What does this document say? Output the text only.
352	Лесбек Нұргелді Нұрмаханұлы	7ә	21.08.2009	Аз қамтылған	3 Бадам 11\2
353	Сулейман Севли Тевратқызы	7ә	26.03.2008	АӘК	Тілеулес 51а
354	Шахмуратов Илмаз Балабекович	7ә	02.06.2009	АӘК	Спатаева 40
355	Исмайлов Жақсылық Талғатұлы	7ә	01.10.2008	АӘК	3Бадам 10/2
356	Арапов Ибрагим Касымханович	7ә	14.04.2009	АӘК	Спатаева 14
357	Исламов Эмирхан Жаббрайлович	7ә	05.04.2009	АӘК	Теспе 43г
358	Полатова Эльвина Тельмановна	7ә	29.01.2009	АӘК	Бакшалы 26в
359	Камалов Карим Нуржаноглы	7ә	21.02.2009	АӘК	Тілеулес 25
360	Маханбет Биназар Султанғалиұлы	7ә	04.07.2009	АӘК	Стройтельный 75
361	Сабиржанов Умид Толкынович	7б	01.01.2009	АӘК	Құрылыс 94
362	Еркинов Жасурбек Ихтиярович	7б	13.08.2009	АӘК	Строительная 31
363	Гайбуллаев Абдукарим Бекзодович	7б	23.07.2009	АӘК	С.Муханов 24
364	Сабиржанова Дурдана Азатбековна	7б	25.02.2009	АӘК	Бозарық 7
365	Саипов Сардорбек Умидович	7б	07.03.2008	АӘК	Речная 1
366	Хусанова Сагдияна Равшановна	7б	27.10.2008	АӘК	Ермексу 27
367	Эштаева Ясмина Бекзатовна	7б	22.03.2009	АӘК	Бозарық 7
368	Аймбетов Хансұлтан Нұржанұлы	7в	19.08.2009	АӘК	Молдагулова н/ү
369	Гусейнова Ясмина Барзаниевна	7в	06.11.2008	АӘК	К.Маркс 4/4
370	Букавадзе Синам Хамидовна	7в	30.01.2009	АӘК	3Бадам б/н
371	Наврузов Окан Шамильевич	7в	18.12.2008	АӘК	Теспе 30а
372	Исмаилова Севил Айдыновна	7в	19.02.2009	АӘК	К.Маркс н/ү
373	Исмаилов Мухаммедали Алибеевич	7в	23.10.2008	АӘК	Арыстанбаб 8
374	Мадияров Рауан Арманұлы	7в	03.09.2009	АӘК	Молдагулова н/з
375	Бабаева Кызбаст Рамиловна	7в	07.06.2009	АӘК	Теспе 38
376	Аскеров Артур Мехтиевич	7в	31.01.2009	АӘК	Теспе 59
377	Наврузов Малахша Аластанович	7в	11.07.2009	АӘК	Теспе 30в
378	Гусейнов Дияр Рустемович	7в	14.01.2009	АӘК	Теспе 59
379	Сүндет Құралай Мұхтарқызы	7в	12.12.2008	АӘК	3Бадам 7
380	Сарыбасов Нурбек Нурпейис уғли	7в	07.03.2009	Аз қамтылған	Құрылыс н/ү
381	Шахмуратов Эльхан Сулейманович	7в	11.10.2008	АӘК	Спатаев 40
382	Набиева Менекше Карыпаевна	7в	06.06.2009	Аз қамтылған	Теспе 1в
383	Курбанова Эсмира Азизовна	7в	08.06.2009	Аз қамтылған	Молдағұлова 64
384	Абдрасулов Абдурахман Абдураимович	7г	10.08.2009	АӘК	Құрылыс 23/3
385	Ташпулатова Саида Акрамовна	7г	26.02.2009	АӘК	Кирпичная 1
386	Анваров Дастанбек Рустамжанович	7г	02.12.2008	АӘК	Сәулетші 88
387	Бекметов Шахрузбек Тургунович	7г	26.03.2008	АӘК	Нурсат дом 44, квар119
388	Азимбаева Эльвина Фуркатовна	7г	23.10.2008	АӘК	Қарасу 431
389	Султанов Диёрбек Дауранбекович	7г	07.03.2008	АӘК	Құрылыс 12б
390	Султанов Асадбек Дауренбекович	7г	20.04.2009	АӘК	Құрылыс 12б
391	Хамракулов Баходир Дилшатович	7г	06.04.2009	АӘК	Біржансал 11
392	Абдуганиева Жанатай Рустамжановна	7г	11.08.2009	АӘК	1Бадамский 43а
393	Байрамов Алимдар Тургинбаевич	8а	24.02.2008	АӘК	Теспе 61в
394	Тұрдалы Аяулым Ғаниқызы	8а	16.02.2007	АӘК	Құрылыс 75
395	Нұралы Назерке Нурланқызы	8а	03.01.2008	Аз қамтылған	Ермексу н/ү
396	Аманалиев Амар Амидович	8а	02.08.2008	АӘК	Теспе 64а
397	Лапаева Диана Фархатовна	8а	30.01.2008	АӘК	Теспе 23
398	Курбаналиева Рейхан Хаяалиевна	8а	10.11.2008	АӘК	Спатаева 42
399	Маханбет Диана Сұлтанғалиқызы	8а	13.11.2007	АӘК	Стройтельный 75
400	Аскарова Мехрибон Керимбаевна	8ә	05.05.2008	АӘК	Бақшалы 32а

----

Print every line of the records exactly. Omit nothing.

◆ ANSWER TO THE EXERCISE ◆
What does this document say? Output the text only.
352	Лесбек Нұргелді Нұрмаханұлы	7ә	21.08.2009	Аз қамтылған	3 Бадам 11\2
353	Сулейман Севли Тевратқызы	7ә	26.03.2008	АӘК	Тілеулес 51а
354	Шахмуратов Илмаз Балабекович	7ә	02.06.2009	АӘК	Спатаева 40
355	Исмайлов Жақсылық Талғатұлы	7ә	01.10.2008	АӘК	3Бадам 10/2
356	Арапов Ибрагим Касымханович	7ә	14.04.2009	АӘК	Спатаева 14
357	Исламов Эмирхан Жаббрайлович	7ә	05.04.2009	АӘК	Теспе 43г
358	Полатова Эльвина Тельмановна	7ә	29.01.2009	АӘК	Бакшалы 26в
359	Камалов Карим Нуржаноглы	7ә	21.02.2009	АӘК	Тілеулес 25
360	Маханбет Биназар Султанғалиұлы	7ә	04.07.2009	АӘК	Стройтельный 75
361	Сабиржанов Умид Толкынович	7б	01.01.2009	АӘК	Құрылыс 94
362	Еркинов Жасурбек Ихтиярович	7б	13.08.2009	АӘК	Строительная 31
363	Гайбуллаев Абдукарим Бекзодович	7б	23.07.2009	АӘК	С.Муханов 24
364	Сабиржанова Дурдана Азатбековна	7б	25.02.2009	АӘК	Бозарық 7
365	Саипов Сардорбек Умидович	7б	07.03.2008	АӘК	Речная 1
366	Хусанова Сагдияна Равшановна	7б	27.10.2008	АӘК	Ермексу 27
367	Эштаева Ясмина Бекзатовна	7б	22.03.2009	АӘК	Бозарық 7
368	Аймбетов Хансұлтан Нұржанұлы	7в	19.08.2009	АӘК	Молдагулова н/ү
369	Гусейнова Ясмина Барзаниевна	7в	06.11.2008	АӘК	К.Маркс 4/4
370	Букавадзе Синам Хамидовна	7в	30.01.2009	АӘК	3Бадам б/н
371	Наврузов Окан Шамильевич	7в	18.12.2008	АӘК	Теспе 30а
372	Исмаилова Севил Айдыновна	7в	19.02.2009	АӘК	К.Маркс н/ү
373	Исмаилов Мухаммедали Алибеевич	7в	23.10.2008	АӘК	Арыстанбаб 8
374	Мадияров Рауан Арманұлы	7в	03.09.2009	АӘК	Молдагулова н/з
375	Бабаева Кызбаст Рамиловна	7в	07.06.2009	АӘК	Теспе 38
376	Аскеров Артур Мехтиевич	7в	31.01.2009	АӘК	Теспе 59
377	Наврузов Малахша Аластанович	7в	11.07.2009	АӘК	Теспе 30в
378	Гусейнов Дияр Рустемович	7в	14.01.2009	АӘК	Теспе 59
379	Сүндет Құралай Мұхтарқызы	7в	12.12.2008	АӘК	3Бадам 7
380	Сарыбасов Нурбек Нурпейис уғли	7в	07.03.2009	Аз қамтылған	Құрылыс н/ү
381	Шахмуратов Эльхан Сулейманович	7в	11.10.2008	АӘК	Спатаев 40
382	Набиева Менекше Карыпаевна	7в	06.06.2009	Аз қамтылған	Теспе 1в
383	Курбанова Эсмира Азизовна	7в	08.06.2009	Аз қамтылған	Молдағұлова 64
384	Абдрасулов Абдурахман Абдураимович	7г	10.08.2009	АӘК	Құрылыс 23/3
385	Ташпулатова Саида Акрамовна	7г	26.02.2009	АӘК	Кирпичная 1
386	Анваров Дастанбек Рустамжанович	7г	02.12.2008	АӘК	Сәулетші 88
387	Бекметов Шахрузбек Тургунович	7г	26.03.2008	АӘК	Нурсат дом 44, квар119
388	Азимбаева Эльвина Фуркатовна	7г	23.10.2008	АӘК	Қарасу 431
389	Султанов Диёрбек Дауранбекович	7г	07.03.2008	АӘК	Құрылыс 12б
390	Султанов Асадбек Дауренбекович	7г	20.04.2009	АӘК	Құрылыс 12б
391	Хамракулов Баходир Дилшатович	7г	06.04.2009	АӘК	Біржансал 11
392	Абдуганиева Жанатай Рустамжановна	7г	11.08.2009	АӘК	1Бадамский 43а
393	Байрамов Алимдар Тургинбаевич	8а	24.02.2008	АӘК	Теспе 61в
394	Тұрдалы Аяулым Ғаниқызы	8а	16.02.2007	АӘК	Құрылыс 75
395	Нұралы Назерке Нурланқызы	8а	03.01.2008	Аз қамтылған	Ермексу н/ү
396	Аманалиев Амар Амидович	8а	02.08.2008	АӘК	Теспе 64а
397	Лапаева Диана Фархатовна	8а	30.01.2008	АӘК	Теспе 23
398	Курбаналиева Рейхан Хаяалиевна	8а	10.11.2008	АӘК	Спатаева 42
399	Маханбет Диана Сұлтанғалиқызы	8а	13.11.2007	АӘК	Стройтельный 75
400	Аскарова Мехрибон Керимбаевна	8ә	05.05.2008	АӘК	Бақшалы 32а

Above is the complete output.